TEXT SEGMENT:
******************************
Holiday Parks: The NZ version of a camping/RV park is a big improvement on those in the States. Not as much privacy but they're complete with internet/TV lounges, full kitchens with microwaves, spas and real showers. Plus, they are several in every town! They're more tourist camps than wilderness camps. They're great for travel on the cheap.
New Zealand is a rural country. Half the people live in a handful of cities and the rest of the four million peeps are spread throughout an area smaller than California. So far I've seen more cattle than sheep but that might change here on the South Island, Besides livestock, they do a lot of farming. Every vegetable that'll grow, hops, apples, grapes (wineries) beets... Beets. They put beets in your hamburger instead of a pickle. Not half bad, either!
As we're in a new place almost every day, I'm not going to do an in depth blog. We're on the north end of the South Island, heading south; Museums, hiking, local artists... all on the agenda. Check the picture captions for locations.
02/19/2009, North Island
To quote "The Waimangu geothermal system is the newest on the planet, created entirely within written history, erupting first in 1886, splitting mount Tarawera across the summit and many kilometers to the south. Within the system is the world's largest hot water spring - Fryingpan Lake.
The Jade colored water in Inferno Crater rises and falls 12 meters in response to subteranean pressure. Since the 1886 eruption, the Waimangu geyser blasted into existence in 1900. Fryingpan Lake was formed in 1917 and the last major event was in 1974 as the result of "Hydroelectric tinkering" that caused extensive steam vents and bubbling mud pits.
The former Hot Springs Spa is now a museum; the grounds home to Lawn Bowling courts and a Croquet Club. Lawn Bowling reminds me of watching paint dry. Not nearly as exciting as Croquet. Perhaps on par (pun intended) with Golf?
******************************
STORED ROWS:
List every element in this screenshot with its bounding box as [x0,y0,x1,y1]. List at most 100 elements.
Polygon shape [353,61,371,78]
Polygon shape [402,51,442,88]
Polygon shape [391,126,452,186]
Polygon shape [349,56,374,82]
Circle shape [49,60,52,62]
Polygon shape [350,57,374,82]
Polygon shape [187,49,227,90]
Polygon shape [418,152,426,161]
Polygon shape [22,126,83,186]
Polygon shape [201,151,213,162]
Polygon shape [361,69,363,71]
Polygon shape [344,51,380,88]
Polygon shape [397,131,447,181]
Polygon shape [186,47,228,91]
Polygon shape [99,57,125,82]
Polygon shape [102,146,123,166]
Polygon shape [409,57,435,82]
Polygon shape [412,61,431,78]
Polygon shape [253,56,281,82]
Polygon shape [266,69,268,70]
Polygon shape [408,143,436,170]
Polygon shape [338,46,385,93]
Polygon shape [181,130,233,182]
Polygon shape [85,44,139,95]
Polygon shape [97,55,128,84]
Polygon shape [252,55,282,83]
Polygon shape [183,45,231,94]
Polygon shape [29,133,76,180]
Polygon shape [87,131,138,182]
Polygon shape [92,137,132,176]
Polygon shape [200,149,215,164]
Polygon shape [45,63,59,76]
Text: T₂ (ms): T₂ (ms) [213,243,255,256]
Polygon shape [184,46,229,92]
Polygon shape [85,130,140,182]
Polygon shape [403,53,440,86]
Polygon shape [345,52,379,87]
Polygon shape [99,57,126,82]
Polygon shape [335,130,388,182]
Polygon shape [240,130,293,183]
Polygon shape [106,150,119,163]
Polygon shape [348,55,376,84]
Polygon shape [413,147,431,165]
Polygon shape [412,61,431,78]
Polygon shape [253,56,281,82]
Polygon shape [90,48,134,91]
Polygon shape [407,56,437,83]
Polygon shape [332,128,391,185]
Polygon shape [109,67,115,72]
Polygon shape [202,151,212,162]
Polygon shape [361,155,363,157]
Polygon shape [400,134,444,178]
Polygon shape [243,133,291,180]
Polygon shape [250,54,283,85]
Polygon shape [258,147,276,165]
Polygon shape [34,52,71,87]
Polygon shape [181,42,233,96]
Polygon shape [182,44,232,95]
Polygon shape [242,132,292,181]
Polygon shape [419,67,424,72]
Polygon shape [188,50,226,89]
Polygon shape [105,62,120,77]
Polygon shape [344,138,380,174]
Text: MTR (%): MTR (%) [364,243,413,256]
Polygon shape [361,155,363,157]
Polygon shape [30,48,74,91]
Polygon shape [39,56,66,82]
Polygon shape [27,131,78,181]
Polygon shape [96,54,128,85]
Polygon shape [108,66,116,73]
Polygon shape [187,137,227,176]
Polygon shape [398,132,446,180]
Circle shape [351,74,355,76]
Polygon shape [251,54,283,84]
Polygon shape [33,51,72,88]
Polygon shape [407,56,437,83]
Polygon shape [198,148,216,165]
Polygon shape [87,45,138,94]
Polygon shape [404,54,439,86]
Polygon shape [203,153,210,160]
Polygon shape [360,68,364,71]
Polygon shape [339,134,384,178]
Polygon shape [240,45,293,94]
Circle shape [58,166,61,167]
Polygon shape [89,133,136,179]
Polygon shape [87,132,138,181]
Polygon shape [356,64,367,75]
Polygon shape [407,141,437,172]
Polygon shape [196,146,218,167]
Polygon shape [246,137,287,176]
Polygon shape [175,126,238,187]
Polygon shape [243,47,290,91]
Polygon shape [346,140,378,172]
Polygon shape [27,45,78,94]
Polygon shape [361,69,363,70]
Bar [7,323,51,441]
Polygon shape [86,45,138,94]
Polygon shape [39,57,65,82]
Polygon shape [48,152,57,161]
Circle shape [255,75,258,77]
******************************
Pick up the New Zealand travel blog after its last sentence and keep writing it.

The next day we hiked the several kilometers of trails through the area, surprised by the lack of barriers to the various boiling hazards. Must be a shortage of personal injury attorneys in NZ is all I can say. I highly reccomend the area to anyone visiting here. enjoy the pics
Pulled out of Whangarei southbound for Auckland. Finally on the road!
Called Leigh (Aussie sailor we met in Samoa) as we approached Auckland.
"Sup?" I ask.
"Sailing Mi Querida in the Classic Yacht Regatta this weekend. I'm seriously short of crew. Come on by for a barbie and a coldie. Bunk on the boat and race with me Friday."
Well, duh... sailing 101: Cold beer, racing, and a free flop. We were all over it.
Friday was a serious weather change; from hot and humid to blowing the oysters off the rocks. The New Zealand America's Cup boats are racing for the Louis Vuitton Pacific Series - It's down to Team Oracle and Team Alinghi - and we got to sail through their race course on the way to our start in the Classic Yacht Regatta! This is Holy ground for a sailor. Berthed in Viaduct Harbor, racing next door to the America's Cup boys and a big barbie on the Qyay after the race. All hands on deck!
It was blowing steady high twenties with gusts in the mid thirties before we finished. Leigh is a liveaboard sailor so he's racing his
home. We placed DFL (You figure it out) Friday, but he managed to pull out a fifth overall for the three days.
We hopped the Inter-Island ferry back to Bayswater and slept in the van in the carpark that night. Next morning dawned with rain but it cleared the farther south we drove. Next stop: Rotorua
"Not all those that wander are lost"
Cricket... The game, not the bug. Today we watched Women's Cricket, Australia vs New Zealand, at the Whangarei Oval. I'm not sure I'll ever be a fan, but it was a cultural event. Now, if the game was only half as long....
We drove to Opua thursday to stay with friends who delivered a sixty two foot Nordhavn from Fiji to New Zealand for the new owner. Mark Soverl of Soverl 33 fame. The Nordhavn is a nice boat, but I'm not willing to trade in the ol' Argonaut just yet. Meanwhile, we're outfitting a little Toyota diesel van for a campinng drive-about of the South Island. You can find Holiday Parks, and Backpacker Hotels all over both islands.
Back to the before:
We left Seattle in 2006, bound for the San Francisco Bay with friends Paul and Chris aboard; arriving at the St Francis Yacht Club eleven days later. Three of those days were spent waiting for weather in Crescent City We had two gales two decent days sailing and untold miles of motoring in dead calm.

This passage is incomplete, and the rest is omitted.